:: RECORDS PROVIDED

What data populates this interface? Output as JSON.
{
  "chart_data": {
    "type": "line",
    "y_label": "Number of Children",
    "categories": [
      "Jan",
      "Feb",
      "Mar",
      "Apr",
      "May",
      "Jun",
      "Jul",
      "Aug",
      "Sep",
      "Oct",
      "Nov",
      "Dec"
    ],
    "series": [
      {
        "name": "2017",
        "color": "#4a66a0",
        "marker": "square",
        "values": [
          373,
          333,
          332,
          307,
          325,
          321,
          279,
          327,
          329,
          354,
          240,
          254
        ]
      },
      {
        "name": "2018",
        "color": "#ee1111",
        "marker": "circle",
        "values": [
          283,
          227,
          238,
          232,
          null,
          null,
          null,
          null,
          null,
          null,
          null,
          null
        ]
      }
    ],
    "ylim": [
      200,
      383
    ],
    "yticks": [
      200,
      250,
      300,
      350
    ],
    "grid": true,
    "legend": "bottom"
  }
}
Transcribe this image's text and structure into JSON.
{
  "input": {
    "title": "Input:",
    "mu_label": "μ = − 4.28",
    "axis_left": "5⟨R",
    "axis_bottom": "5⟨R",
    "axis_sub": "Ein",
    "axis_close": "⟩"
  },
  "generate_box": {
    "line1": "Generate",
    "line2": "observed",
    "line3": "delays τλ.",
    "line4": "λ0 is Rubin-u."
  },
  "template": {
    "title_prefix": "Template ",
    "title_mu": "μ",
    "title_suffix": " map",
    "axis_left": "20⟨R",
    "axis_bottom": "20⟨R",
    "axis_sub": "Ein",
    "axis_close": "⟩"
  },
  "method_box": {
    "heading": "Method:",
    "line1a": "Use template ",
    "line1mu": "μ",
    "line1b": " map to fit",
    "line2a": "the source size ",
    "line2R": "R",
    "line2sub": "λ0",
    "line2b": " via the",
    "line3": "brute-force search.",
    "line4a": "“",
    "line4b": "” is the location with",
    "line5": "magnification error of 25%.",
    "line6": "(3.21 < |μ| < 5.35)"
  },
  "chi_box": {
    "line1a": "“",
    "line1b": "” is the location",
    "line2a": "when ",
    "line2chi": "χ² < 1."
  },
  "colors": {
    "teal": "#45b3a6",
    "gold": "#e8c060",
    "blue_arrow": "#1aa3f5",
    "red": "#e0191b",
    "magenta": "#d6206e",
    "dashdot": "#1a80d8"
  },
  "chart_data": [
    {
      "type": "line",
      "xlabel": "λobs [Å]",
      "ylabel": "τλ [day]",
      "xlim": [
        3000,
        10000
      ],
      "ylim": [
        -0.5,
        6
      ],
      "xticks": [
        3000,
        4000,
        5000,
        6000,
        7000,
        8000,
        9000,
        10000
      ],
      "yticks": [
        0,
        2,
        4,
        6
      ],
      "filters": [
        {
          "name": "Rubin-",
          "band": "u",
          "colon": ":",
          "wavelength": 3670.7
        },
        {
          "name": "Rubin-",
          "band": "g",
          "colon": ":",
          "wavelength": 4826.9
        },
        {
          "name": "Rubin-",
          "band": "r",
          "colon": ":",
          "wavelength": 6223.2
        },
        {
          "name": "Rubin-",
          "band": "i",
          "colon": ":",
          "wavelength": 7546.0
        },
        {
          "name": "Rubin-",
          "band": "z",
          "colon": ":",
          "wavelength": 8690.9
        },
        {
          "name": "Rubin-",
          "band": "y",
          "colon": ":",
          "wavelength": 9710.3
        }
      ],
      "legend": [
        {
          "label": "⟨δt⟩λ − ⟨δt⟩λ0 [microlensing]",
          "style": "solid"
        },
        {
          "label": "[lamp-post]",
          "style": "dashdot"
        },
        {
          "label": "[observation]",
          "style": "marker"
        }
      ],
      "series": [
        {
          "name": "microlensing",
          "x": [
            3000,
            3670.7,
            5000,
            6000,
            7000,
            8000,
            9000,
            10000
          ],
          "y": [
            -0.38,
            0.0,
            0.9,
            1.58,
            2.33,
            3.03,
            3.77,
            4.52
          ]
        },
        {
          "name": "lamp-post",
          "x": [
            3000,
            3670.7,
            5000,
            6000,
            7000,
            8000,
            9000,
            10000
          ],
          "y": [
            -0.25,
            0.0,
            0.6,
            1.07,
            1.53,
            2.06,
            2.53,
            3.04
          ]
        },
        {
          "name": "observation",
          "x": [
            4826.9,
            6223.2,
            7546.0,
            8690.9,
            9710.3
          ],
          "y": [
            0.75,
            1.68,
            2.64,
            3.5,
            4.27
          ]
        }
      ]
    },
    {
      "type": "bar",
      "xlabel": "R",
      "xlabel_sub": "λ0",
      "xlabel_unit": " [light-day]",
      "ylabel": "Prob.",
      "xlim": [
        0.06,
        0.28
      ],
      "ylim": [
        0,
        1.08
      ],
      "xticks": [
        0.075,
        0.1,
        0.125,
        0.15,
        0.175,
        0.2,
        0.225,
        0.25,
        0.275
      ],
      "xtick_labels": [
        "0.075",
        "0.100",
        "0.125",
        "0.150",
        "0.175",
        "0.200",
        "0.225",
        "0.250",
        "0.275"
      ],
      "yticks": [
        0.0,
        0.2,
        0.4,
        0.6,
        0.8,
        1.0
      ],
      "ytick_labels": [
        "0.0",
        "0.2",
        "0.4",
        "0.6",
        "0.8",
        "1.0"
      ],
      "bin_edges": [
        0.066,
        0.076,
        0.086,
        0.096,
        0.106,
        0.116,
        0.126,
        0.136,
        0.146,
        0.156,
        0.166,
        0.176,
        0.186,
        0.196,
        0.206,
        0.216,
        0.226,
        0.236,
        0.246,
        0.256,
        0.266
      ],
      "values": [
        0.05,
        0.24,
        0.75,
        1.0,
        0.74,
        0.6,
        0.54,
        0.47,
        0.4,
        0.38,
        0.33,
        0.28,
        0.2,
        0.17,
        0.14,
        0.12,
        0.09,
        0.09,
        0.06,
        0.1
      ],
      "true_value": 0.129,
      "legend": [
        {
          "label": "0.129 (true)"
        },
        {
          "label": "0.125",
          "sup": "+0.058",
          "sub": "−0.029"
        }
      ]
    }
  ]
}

::::

WHAT NEEDS TO BE DONE:
Print every record exactly as it was given.

WRITTEN SOLUTION:
What data populates this interface? Output as JSON.
{
  "chart_data": {
    "type": "line",
    "y_label": "Number of Children",
    "categories": [
      "Jan",
      "Feb",
      "Mar",
      "Apr",
      "May",
      "Jun",
      "Jul",
      "Aug",
      "Sep",
      "Oct",
      "Nov",
      "Dec"
    ],
    "series": [
      {
        "name": "2017",
        "color": "#4a66a0",
        "marker": "square",
        "values": [
          373,
          333,
          332,
          307,
          325,
          321,
          279,
          327,
          329,
          354,
          240,
          254
        ]
      },
      {
        "name": "2018",
        "color": "#ee1111",
        "marker": "circle",
        "values": [
          283,
          227,
          238,
          232,
          null,
          null,
          null,
          null,
          null,
          null,
          null,
          null
        ]
      }
    ],
    "ylim": [
      200,
      383
    ],
    "yticks": [
      200,
      250,
      300,
      350
    ],
    "grid": true,
    "legend": "bottom"
  }
}
Transcribe this image's text and structure into JSON.
{
  "input": {
    "title": "Input:",
    "mu_label": "μ = − 4.28",
    "axis_left": "5⟨R",
    "axis_bottom": "5⟨R",
    "axis_sub": "Ein",
    "axis_close": "⟩"
  },
  "generate_box": {
    "line1": "Generate",
    "line2": "observed",
    "line3": "delays τλ.",
    "line4": "λ0 is Rubin-u."
  },
  "template": {
    "title_prefix": "Template ",
    "title_mu": "μ",
    "title_suffix": " map",
    "axis_left": "20⟨R",
    "axis_bottom": "20⟨R",
    "axis_sub": "Ein",
    "axis_close": "⟩"
  },
  "method_box": {
    "heading": "Method:",
    "line1a": "Use template ",
    "line1mu": "μ",
    "line1b": " map to fit",
    "line2a": "the source size ",
    "line2R": "R",
    "line2sub": "λ0",
    "line2b": " via the",
    "line3": "brute-force search.",
    "line4a": "“",
    "line4b": "” is the location with",
    "line5": "magnification error of 25%.",
    "line6": "(3.21 < |μ| < 5.35)"
  },
  "chi_box": {
    "line1a": "“",
    "line1b": "” is the location",
    "line2a": "when ",
    "line2chi": "χ² < 1."
  },
  "colors": {
    "teal": "#45b3a6",
    "gold": "#e8c060",
    "blue_arrow": "#1aa3f5",
    "red": "#e0191b",
    "magenta": "#d6206e",
    "dashdot": "#1a80d8"
  },
  "chart_data": [
    {
      "type": "line",
      "xlabel": "λobs [Å]",
      "ylabel": "τλ [day]",
      "xlim": [
        3000,
        10000
      ],
      "ylim": [
        -0.5,
        6
      ],
      "xticks": [
        3000,
        4000,
        5000,
        6000,
        7000,
        8000,
        9000,
        10000
      ],
      "yticks": [
        0,
        2,
        4,
        6
      ],
      "filters": [
        {
          "name": "Rubin-",
          "band": "u",
          "colon": ":",
          "wavelength": 3670.7
        },
        {
          "name": "Rubin-",
          "band": "g",
          "colon": ":",
          "wavelength": 4826.9
        },
        {
          "name": "Rubin-",
          "band": "r",
          "colon": ":",
          "wavelength": 6223.2
        },
        {
          "name": "Rubin-",
          "band": "i",
          "colon": ":",
          "wavelength": 7546.0
        },
        {
          "name": "Rubin-",
          "band": "z",
          "colon": ":",
          "wavelength": 8690.9
        },
        {
          "name": "Rubin-",
          "band": "y",
          "colon": ":",
          "wavelength": 9710.3
        }
      ],
      "legend": [
        {
          "label": "⟨δt⟩λ − ⟨δt⟩λ0 [microlensing]",
          "style": "solid"
        },
        {
          "label": "[lamp-post]",
          "style": "dashdot"
        },
        {
          "label": "[observation]",
          "style": "marker"
        }
      ],
      "series": [
        {
          "name": "microlensing",
          "x": [
            3000,
            3670.7,
            5000,
            6000,
            7000,
            8000,
            9000,
            10000
          ],
          "y": [
            -0.38,
            0.0,
            0.9,
            1.58,
            2.33,
            3.03,
            3.77,
            4.52
          ]
        },
        {
          "name": "lamp-post",
          "x": [
            3000,
            3670.7,
            5000,
            6000,
            7000,
            8000,
            9000,
            10000
          ],
          "y": [
            -0.25,
            0.0,
            0.6,
            1.07,
            1.53,
            2.06,
            2.53,
            3.04
          ]
        },
        {
          "name": "observation",
          "x": [
            4826.9,
            6223.2,
            7546.0,
            8690.9,
            9710.3
          ],
          "y": [
            0.75,
            1.68,
            2.64,
            3.5,
            4.27
          ]
        }
      ]
    },
    {
      "type": "bar",
      "xlabel": "R",
      "xlabel_sub": "λ0",
      "xlabel_unit": " [light-day]",
      "ylabel": "Prob.",
      "xlim": [
        0.06,
        0.28
      ],
      "ylim": [
        0,
        1.08
      ],
      "xticks": [
        0.075,
        0.1,
        0.125,
        0.15,
        0.175,
        0.2,
        0.225,
        0.25,
        0.275
      ],
      "xtick_labels": [
        "0.075",
        "0.100",
        "0.125",
        "0.150",
        "0.175",
        "0.200",
        "0.225",
        "0.250",
        "0.275"
      ],
      "yticks": [
        0.0,
        0.2,
        0.4,
        0.6,
        0.8,
        1.0
      ],
      "ytick_labels": [
        "0.0",
        "0.2",
        "0.4",
        "0.6",
        "0.8",
        "1.0"
      ],
      "bin_edges": [
        0.066,
        0.076,
        0.086,
        0.096,
        0.106,
        0.116,
        0.126,
        0.136,
        0.146,
        0.156,
        0.166,
        0.176,
        0.186,
        0.196,
        0.206,
        0.216,
        0.226,
        0.236,
        0.246,
        0.256,
        0.266
      ],
      "values": [
        0.05,
        0.24,
        0.75,
        1.0,
        0.74,
        0.6,
        0.54,
        0.47,
        0.4,
        0.38,
        0.33,
        0.28,
        0.2,
        0.17,
        0.14,
        0.12,
        0.09,
        0.09,
        0.06,
        0.1
      ],
      "true_value": 0.129,
      "legend": [
        {
          "label": "0.129 (true)"
        },
        {
          "label": "0.125",
          "sup": "+0.058",
          "sub": "−0.029"
        }
      ]
    }
  ]
}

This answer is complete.